Written request: Transcribe every line exactly. Leave the pictures behind.

Given records:
******

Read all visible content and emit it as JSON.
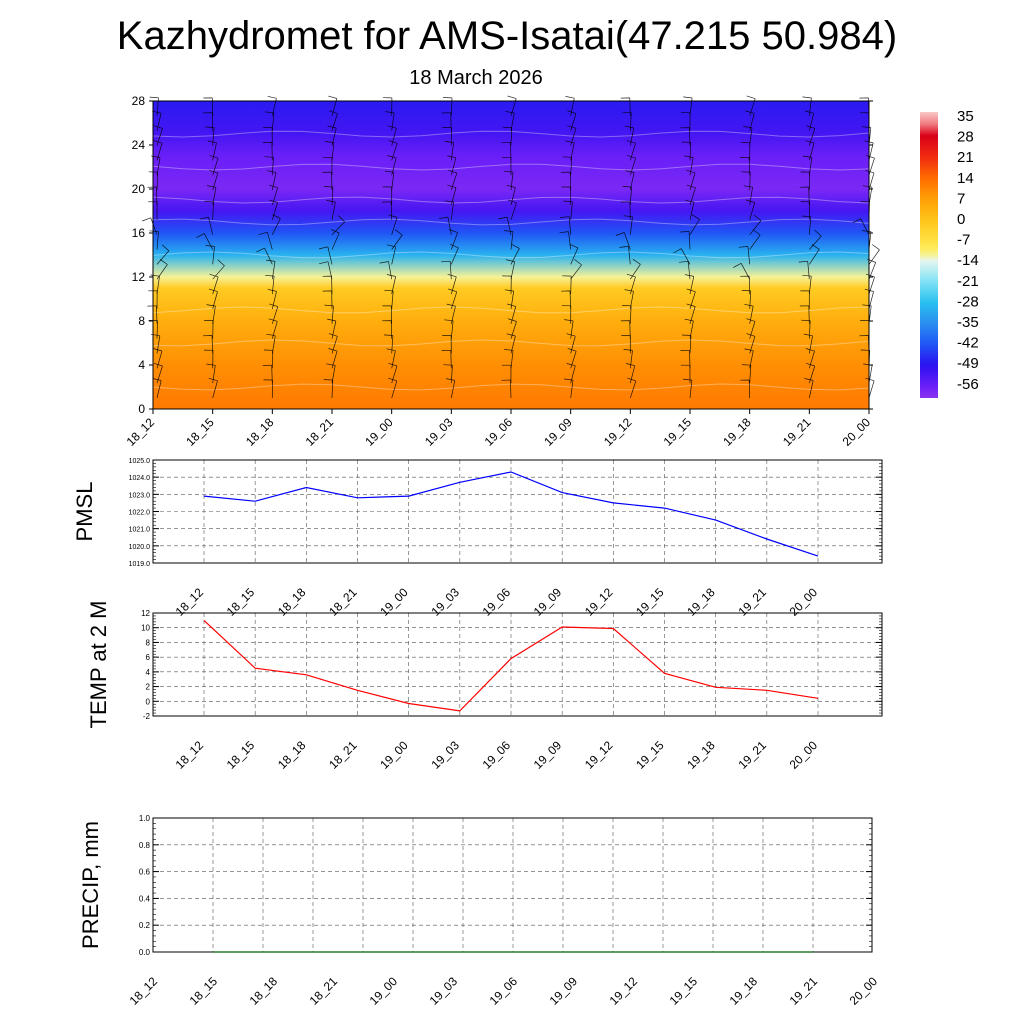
{
  "header": {
    "title": "Kazhydromet for AMS-Isatai(47.215 50.984)",
    "subtitle": "18 March 2026"
  },
  "colors": {
    "pressure_line": "#0000ff",
    "temperature_line": "#ff0000",
    "precip_line": "#006400",
    "grid": "#555555"
  },
  "chart_data": [
    {
      "type": "heatmap",
      "title": "",
      "x_ticks": [
        "18_12",
        "18_15",
        "18_18",
        "18_21",
        "19_00",
        "19_03",
        "19_06",
        "19_09",
        "19_12",
        "19_15",
        "19_18",
        "19_21",
        "20_00"
      ],
      "y_ticks": [
        0,
        4,
        8,
        12,
        16,
        20,
        24,
        28
      ],
      "ylim": [
        0,
        28
      ],
      "color_levels": [
        -56,
        -49,
        -42,
        -35,
        -28,
        -21,
        -14,
        -7,
        0,
        7,
        14,
        21,
        28,
        35
      ],
      "value_range": [
        -60,
        36
      ],
      "vertical_profile": [
        {
          "level": 0,
          "value": 12
        },
        {
          "level": 4,
          "value": 9
        },
        {
          "level": 8,
          "value": 4
        },
        {
          "level": 11,
          "value": -2
        },
        {
          "level": 12,
          "value": -12
        },
        {
          "level": 14,
          "value": -30
        },
        {
          "level": 16,
          "value": -42
        },
        {
          "level": 18,
          "value": -52
        },
        {
          "level": 20,
          "value": -58
        },
        {
          "level": 23,
          "value": -56
        },
        {
          "level": 25,
          "value": -52
        },
        {
          "level": 28,
          "value": -48
        }
      ],
      "overlay": "wind barbs"
    },
    {
      "type": "line",
      "ylabel": "PMSL",
      "categories": [
        "18_12",
        "18_15",
        "18_18",
        "18_21",
        "19_00",
        "19_03",
        "19_06",
        "19_09",
        "19_12",
        "19_15",
        "19_18",
        "19_21",
        "20_00"
      ],
      "series": [
        {
          "values": [
            1022.9,
            1022.6,
            1023.4,
            1022.8,
            1022.9,
            1023.7,
            1024.3,
            1023.1,
            1022.5,
            1022.2,
            1021.5,
            1020.4,
            1019.4
          ]
        }
      ],
      "y_ticks": [
        "1019.0",
        "1020.0",
        "1021.0",
        "1022.0",
        "1023.0",
        "1024.0",
        "1025.0"
      ],
      "ylim": [
        1019,
        1025
      ],
      "grid": true
    },
    {
      "type": "line",
      "ylabel": "TEMP at 2 M",
      "categories": [
        "18_12",
        "18_15",
        "18_18",
        "18_21",
        "19_00",
        "19_03",
        "19_06",
        "19_09",
        "19_12",
        "19_15",
        "19_18",
        "19_21",
        "20_00"
      ],
      "series": [
        {
          "values": [
            11.0,
            4.5,
            3.6,
            1.5,
            -0.3,
            -1.3,
            5.8,
            10.1,
            9.9,
            3.8,
            1.9,
            1.5,
            0.4
          ]
        }
      ],
      "y_ticks": [
        "-2",
        "0",
        "2",
        "4",
        "6",
        "8",
        "10",
        "12"
      ],
      "ylim": [
        -2,
        12
      ],
      "grid": true
    },
    {
      "type": "line",
      "ylabel": "PRECIP, mm",
      "categories": [
        "18_12",
        "18_15",
        "18_18",
        "18_21",
        "19_00",
        "19_03",
        "19_06",
        "19_09",
        "19_12",
        "19_15",
        "19_18",
        "19_21",
        "20_00"
      ],
      "series": [
        {
          "values": [
            0,
            0,
            0,
            0,
            0,
            0,
            0,
            0,
            0,
            0,
            0,
            0,
            0
          ]
        }
      ],
      "y_ticks": [
        "0.0",
        "0.2",
        "0.4",
        "0.6",
        "0.8",
        "1.0"
      ],
      "ylim": [
        0,
        1
      ],
      "grid": true
    }
  ]
}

******

The output:
Read all visible content and emit it as JSON.
{
  "header": {
    "title": "Kazhydromet for AMS-Isatai(47.215 50.984)",
    "subtitle": "18 March 2026"
  },
  "colors": {
    "pressure_line": "#0000ff",
    "temperature_line": "#ff0000",
    "precip_line": "#006400",
    "grid": "#555555"
  },
  "chart_data": [
    {
      "type": "heatmap",
      "title": "",
      "x_ticks": [
        "18_12",
        "18_15",
        "18_18",
        "18_21",
        "19_00",
        "19_03",
        "19_06",
        "19_09",
        "19_12",
        "19_15",
        "19_18",
        "19_21",
        "20_00"
      ],
      "y_ticks": [
        0,
        4,
        8,
        12,
        16,
        20,
        24,
        28
      ],
      "ylim": [
        0,
        28
      ],
      "color_levels": [
        -56,
        -49,
        -42,
        -35,
        -28,
        -21,
        -14,
        -7,
        0,
        7,
        14,
        21,
        28,
        35
      ],
      "value_range": [
        -60,
        36
      ],
      "vertical_profile": [
        {
          "level": 0,
          "value": 12
        },
        {
          "level": 4,
          "value": 9
        },
        {
          "level": 8,
          "value": 4
        },
        {
          "level": 11,
          "value": -2
        },
        {
          "level": 12,
          "value": -12
        },
        {
          "level": 14,
          "value": -30
        },
        {
          "level": 16,
          "value": -42
        },
        {
          "level": 18,
          "value": -52
        },
        {
          "level": 20,
          "value": -58
        },
        {
          "level": 23,
          "value": -56
        },
        {
          "level": 25,
          "value": -52
        },
        {
          "level": 28,
          "value": -48
        }
      ],
      "overlay": "wind barbs"
    },
    {
      "type": "line",
      "ylabel": "PMSL",
      "categories": [
        "18_12",
        "18_15",
        "18_18",
        "18_21",
        "19_00",
        "19_03",
        "19_06",
        "19_09",
        "19_12",
        "19_15",
        "19_18",
        "19_21",
        "20_00"
      ],
      "series": [
        {
          "values": [
            1022.9,
            1022.6,
            1023.4,
            1022.8,
            1022.9,
            1023.7,
            1024.3,
            1023.1,
            1022.5,
            1022.2,
            1021.5,
            1020.4,
            1019.4
          ]
        }
      ],
      "y_ticks": [
        "1019.0",
        "1020.0",
        "1021.0",
        "1022.0",
        "1023.0",
        "1024.0",
        "1025.0"
      ],
      "ylim": [
        1019,
        1025
      ],
      "grid": true
    },
    {
      "type": "line",
      "ylabel": "TEMP at 2 M",
      "categories": [
        "18_12",
        "18_15",
        "18_18",
        "18_21",
        "19_00",
        "19_03",
        "19_06",
        "19_09",
        "19_12",
        "19_15",
        "19_18",
        "19_21",
        "20_00"
      ],
      "series": [
        {
          "values": [
            11.0,
            4.5,
            3.6,
            1.5,
            -0.3,
            -1.3,
            5.8,
            10.1,
            9.9,
            3.8,
            1.9,
            1.5,
            0.4
          ]
        }
      ],
      "y_ticks": [
        "-2",
        "0",
        "2",
        "4",
        "6",
        "8",
        "10",
        "12"
      ],
      "ylim": [
        -2,
        12
      ],
      "grid": true
    },
    {
      "type": "line",
      "ylabel": "PRECIP, mm",
      "categories": [
        "18_12",
        "18_15",
        "18_18",
        "18_21",
        "19_00",
        "19_03",
        "19_06",
        "19_09",
        "19_12",
        "19_15",
        "19_18",
        "19_21",
        "20_00"
      ],
      "series": [
        {
          "values": [
            0,
            0,
            0,
            0,
            0,
            0,
            0,
            0,
            0,
            0,
            0,
            0,
            0
          ]
        }
      ],
      "y_ticks": [
        "0.0",
        "0.2",
        "0.4",
        "0.6",
        "0.8",
        "1.0"
      ],
      "ylim": [
        0,
        1
      ],
      "grid": true
    }
  ]
}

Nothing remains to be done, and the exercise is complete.